◆ Given exercise
Using the listing below, extract each line that has the word "应收账款" in it.

◆ Entries shown
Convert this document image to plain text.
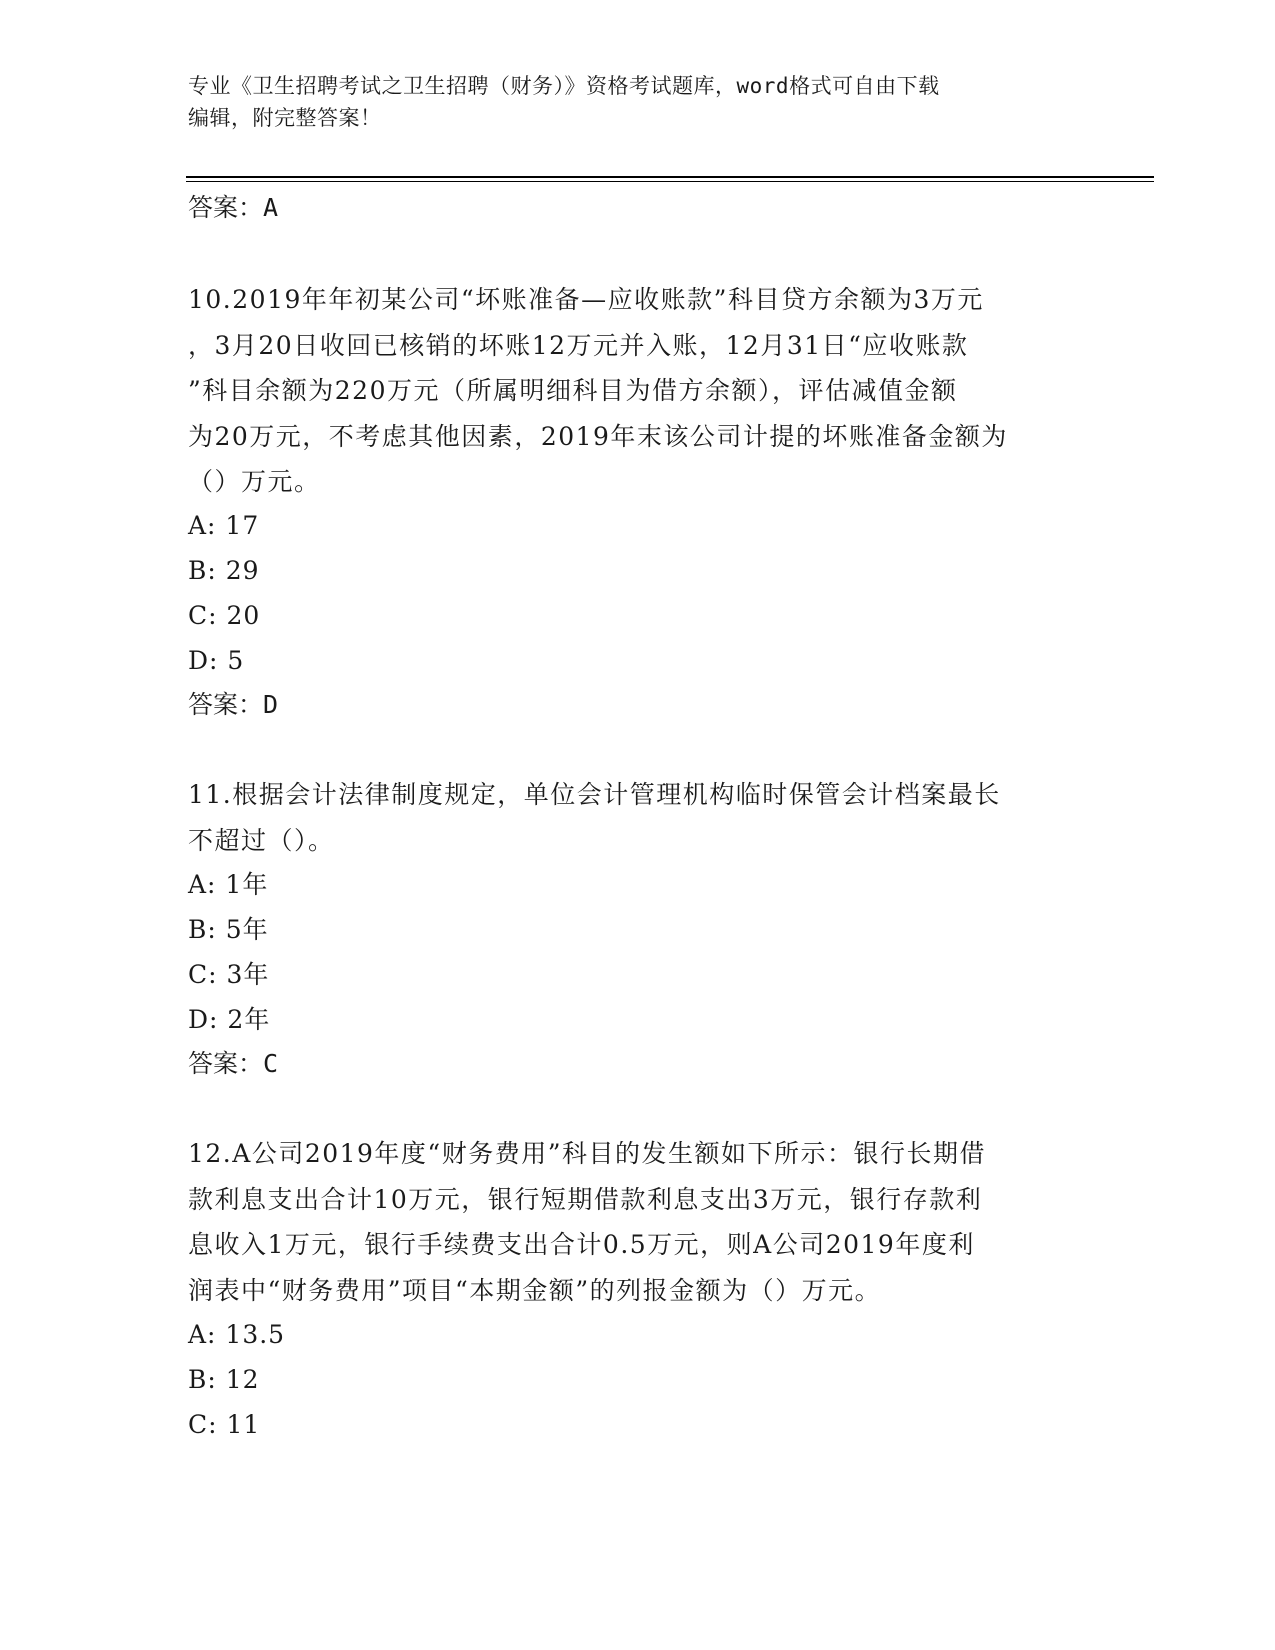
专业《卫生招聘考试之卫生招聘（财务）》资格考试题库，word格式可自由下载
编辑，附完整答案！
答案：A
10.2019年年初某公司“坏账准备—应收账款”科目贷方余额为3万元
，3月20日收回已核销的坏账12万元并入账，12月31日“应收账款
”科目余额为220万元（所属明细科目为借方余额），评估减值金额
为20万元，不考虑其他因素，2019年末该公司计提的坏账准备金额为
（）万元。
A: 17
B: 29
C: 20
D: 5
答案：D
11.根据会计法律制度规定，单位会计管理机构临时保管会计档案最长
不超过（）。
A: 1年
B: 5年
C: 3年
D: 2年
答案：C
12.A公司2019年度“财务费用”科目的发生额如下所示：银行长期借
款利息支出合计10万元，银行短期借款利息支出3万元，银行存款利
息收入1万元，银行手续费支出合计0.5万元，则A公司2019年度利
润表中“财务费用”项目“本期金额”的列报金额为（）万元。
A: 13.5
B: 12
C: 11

◆ Result for this task
10.2019年年初某公司“坏账准备—应收账款”科目贷方余额为3万元
，3月20日收回已核销的坏账12万元并入账，12月31日“应收账款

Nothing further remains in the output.